Selected excerpt =

=-=-=

In a typical application scenario, a few things need to happen before an
actual use case (an action) can be invoked. These things will often
include the following steps (probably in that order).

* Authentication
* Authorization
* Input data sanitization
* Input data validation

We only want to invoke our action if all those steps succeed. If any of
the above steps fails, we want to send back a response that provides
details about what exactly prevented us from further processing the
request. If authentication fails, why try to authorize. If authorization
fails, why try to sanitize. And so on.

If, however, all the above steps passed, we can

* Invoke the action

Oftentimes, at this point, we're not done just yet. We have invoked our
action and we probably got back some data, but we still need to turn it
into something the caller can easily consume. If you happen to develop a
web application for example, you'll probably want to render some HTML or
some JSON.

a) If you need to return HTML, you might

* Wrap the response data in some presenter object
* Wrap the presenter in some view object
* Use that view object to render an HTML template

b) If you need to return JSON, you might just

* Pass the response data to some serializer object and dump it to JSON

To allow chaining all those steps in a declarative way, substation
provides an object called `Substation::Chain`. Its contract is dead
simple:

1. `#call(Substation::Request) => Substation::Response`
2. `#result(Substation::Response) => Substation::Response`

You typically won't be calling `Substation::Chain#result` yourself, but
having it around, allows us to use chains in *incoming handlers*,
essentially nesting chains. This makes it possible to construct one
chain up until the pivot handler, and then reuse that same chain in one
usecase that takes the response and renders HTML, and in another that
renders JSON.

=-=-=

Task inputs =
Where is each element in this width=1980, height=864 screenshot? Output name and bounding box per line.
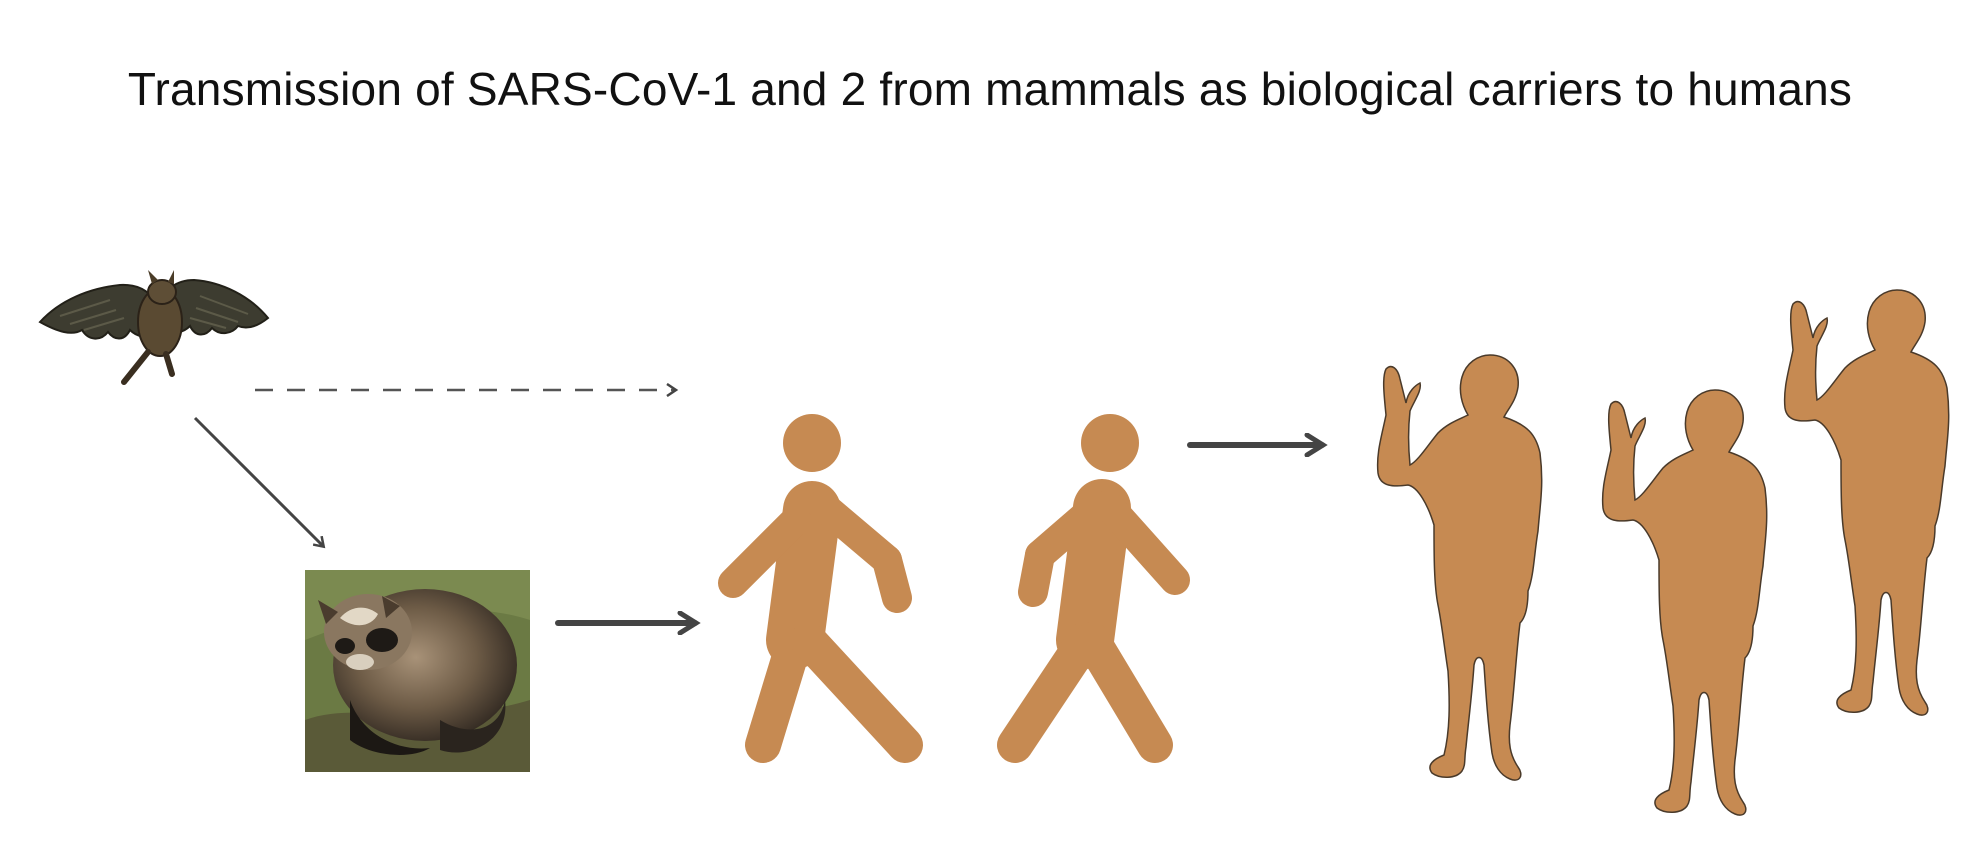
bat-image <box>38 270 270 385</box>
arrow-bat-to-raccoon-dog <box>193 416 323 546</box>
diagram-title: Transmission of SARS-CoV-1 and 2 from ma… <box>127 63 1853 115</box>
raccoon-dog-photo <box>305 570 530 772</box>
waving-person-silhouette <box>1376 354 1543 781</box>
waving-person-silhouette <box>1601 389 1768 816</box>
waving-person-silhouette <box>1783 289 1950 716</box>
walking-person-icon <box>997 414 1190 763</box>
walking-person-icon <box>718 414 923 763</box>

=-=-=

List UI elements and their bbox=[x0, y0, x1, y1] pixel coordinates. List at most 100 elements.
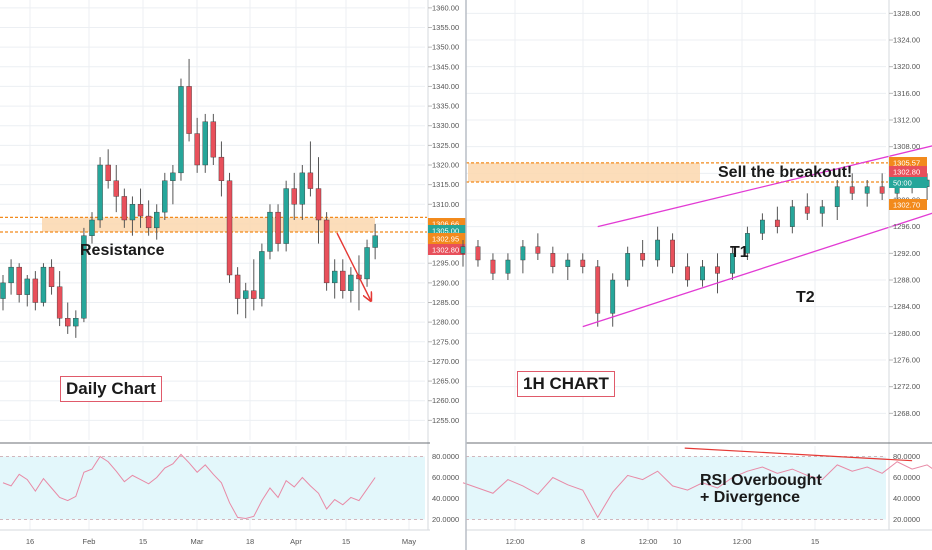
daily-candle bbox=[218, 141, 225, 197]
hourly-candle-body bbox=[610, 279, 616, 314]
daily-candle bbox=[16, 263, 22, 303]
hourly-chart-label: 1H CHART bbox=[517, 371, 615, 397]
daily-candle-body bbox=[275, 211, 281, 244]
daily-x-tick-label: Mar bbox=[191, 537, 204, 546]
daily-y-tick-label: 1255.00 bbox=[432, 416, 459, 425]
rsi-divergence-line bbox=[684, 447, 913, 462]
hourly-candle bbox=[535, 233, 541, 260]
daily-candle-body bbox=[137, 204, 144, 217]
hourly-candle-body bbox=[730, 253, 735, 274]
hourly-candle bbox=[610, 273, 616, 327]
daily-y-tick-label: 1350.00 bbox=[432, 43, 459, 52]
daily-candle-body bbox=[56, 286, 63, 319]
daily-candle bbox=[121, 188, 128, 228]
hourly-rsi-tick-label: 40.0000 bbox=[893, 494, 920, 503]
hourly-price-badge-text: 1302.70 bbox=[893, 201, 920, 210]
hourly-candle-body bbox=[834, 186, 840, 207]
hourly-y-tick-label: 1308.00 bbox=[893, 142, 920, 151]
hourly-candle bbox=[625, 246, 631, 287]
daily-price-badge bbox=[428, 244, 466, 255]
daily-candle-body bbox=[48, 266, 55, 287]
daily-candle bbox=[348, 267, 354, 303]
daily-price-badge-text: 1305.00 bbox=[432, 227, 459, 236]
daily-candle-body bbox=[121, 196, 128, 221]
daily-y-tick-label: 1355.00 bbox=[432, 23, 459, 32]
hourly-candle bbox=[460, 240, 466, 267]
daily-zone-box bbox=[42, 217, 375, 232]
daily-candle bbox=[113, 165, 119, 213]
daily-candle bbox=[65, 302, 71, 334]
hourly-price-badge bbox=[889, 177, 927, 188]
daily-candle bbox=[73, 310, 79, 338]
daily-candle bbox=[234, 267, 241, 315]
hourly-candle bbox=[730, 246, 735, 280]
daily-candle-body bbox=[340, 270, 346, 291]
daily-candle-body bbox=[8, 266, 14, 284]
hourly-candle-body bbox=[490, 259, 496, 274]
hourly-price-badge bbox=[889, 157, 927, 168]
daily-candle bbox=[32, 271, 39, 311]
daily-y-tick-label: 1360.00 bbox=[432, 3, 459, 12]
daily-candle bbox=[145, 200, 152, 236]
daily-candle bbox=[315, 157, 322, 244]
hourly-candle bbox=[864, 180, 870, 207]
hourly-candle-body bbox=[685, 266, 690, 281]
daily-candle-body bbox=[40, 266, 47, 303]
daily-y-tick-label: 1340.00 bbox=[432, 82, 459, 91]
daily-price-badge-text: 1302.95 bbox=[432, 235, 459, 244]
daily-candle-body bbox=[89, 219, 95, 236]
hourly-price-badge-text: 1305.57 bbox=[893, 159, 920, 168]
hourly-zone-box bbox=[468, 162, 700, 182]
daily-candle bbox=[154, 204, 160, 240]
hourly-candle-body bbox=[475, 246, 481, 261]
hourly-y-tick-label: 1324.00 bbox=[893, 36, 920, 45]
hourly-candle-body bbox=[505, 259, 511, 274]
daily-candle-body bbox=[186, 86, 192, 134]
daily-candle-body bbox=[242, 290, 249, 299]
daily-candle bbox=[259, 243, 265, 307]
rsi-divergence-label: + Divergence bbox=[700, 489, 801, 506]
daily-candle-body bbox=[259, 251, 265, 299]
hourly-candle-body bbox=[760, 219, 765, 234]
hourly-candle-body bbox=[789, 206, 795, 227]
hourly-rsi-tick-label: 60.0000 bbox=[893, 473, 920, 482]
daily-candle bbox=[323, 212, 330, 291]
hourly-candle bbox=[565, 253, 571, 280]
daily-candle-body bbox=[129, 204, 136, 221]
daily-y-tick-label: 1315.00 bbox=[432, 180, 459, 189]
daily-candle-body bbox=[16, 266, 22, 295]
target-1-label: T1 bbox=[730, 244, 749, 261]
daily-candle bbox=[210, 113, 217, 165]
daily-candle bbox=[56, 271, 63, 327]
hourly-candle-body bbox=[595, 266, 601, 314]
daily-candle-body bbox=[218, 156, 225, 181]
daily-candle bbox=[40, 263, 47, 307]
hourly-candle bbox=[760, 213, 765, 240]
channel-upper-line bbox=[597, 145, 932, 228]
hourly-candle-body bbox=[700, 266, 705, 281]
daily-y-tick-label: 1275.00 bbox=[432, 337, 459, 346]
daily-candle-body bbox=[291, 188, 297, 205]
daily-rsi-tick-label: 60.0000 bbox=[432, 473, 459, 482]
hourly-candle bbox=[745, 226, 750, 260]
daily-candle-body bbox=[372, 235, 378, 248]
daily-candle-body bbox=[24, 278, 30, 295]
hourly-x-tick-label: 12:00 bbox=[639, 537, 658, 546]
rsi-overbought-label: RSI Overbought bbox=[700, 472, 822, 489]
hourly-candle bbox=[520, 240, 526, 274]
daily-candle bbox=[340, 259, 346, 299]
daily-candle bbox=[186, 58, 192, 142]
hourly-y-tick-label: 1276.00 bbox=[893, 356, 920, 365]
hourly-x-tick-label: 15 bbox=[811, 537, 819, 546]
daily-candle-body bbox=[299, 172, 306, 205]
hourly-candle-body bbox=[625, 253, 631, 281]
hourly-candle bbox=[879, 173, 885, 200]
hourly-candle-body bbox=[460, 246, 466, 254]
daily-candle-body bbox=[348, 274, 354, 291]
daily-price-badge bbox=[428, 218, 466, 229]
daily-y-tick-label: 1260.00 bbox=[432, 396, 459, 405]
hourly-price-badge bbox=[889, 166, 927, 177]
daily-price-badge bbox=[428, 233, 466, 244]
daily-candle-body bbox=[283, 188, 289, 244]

=-=-=

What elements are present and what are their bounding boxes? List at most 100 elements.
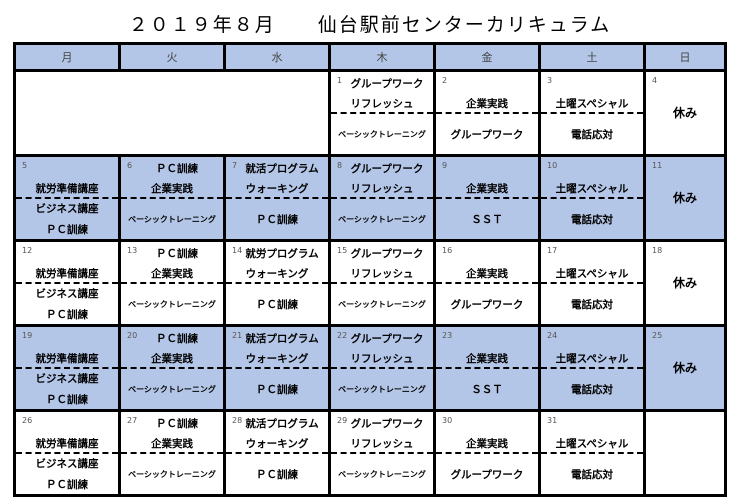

=-=-=

Instruction 1 = Rewrite the records from the line containing "List UI elements" through the line containing "daily-y-tick-label: 1255.00 bbox=[432, 416, 459, 425]", both included, as a two-column CSV with the columns request and answer and one row per request. Quote each field, replace line breaks with spaces, and leave out the pictures.
Instruction 2 = Extend the excerpt on chaining steps with Substation, picking up after its final sentence.
The text and the records were taken from unrelated sources.

Written answer 1 =
request,answer
"List UI elements and their bbox=[x0, y0, x1, y1] pixel coordinates. List at most 100 elements.","daily-candle bbox=[218, 141, 225, 197] hourly-candle-body bbox=[610, 279, 616, 314] daily-candle bbox=[16, 263, 22, 303] hourly-chart-label: 1H CHART bbox=[517, 371, 615, 397] daily-candle-body bbox=[275, 211, 281, 244] daily-x-tick-label: Mar bbox=[191, 537, 204, 546] daily-y-tick-label: 1255.00 bbox=[432, 416, 459, 425]"

Written answer 2 =
To construct a chain, you need to pass an enumerable of so called
handler objects to `Substation::Chain.new`. Handlers must support two
methods:

1. `#call(<Substation::Request, Substation::Response>) => Substation::Response`
2. `#result(Substation::Response) => <Substation::Request, Substation::Response>`

### Incoming handlers

All steps required *before* processing the action will potentially
produce a new, altered, `Substation::Request`. Therefore, the object
passed to `#call` must be an instance of `Substation::Request`.

Since `#call` must return a `Substation::Response` (because the chain
would halt and return that response in case calling its `#success?`
method would return `false`), we also need to implement `#result`
and have it return a `Substation::Request` instance that can be passed
on to the next handler.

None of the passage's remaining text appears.